◆ **Work to complete**:
Extract every line that contains the string "reference".

◆ **Provided data**:
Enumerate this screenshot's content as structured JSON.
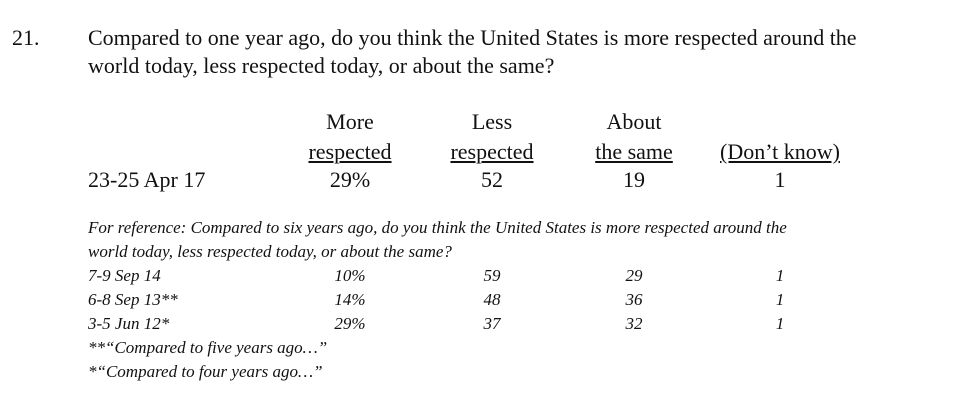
{
  "question": {
    "number": "21.",
    "lines": [
      "Compared to one year ago, do you think the United States is more respected around the",
      "world today, less respected today, or about the same?"
    ]
  },
  "table": {
    "headers": [
      [
        "More",
        "respected"
      ],
      [
        "Less",
        "respected"
      ],
      [
        "About",
        "the same"
      ],
      [
        "(Don’t know)"
      ]
    ],
    "rows": [
      [
        "23-25 Apr 17",
        "29%",
        "52",
        "19",
        "1"
      ]
    ]
  },
  "reference": {
    "lines": [
      "For reference: Compared to six years ago, do you think the United States is more respected around the",
      "world today, less respected today, or about the same?"
    ],
    "rows": [
      [
        "7-9 Sep 14",
        "10%",
        "59",
        "29",
        "1"
      ],
      [
        "6-8 Sep 13**",
        "14%",
        "48",
        "36",
        "1"
      ],
      [
        "3-5 Jun 12*",
        "29%",
        "37",
        "32",
        "1"
      ]
    ],
    "notes": [
      "**“Compared to five years ago…”",
      "*“Compared to four years ago…”"
    ]
  }
}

◆ **Exercise output**:
  "reference": {
      "For reference: Compared to six years ago, do you think the United States is more respected around the",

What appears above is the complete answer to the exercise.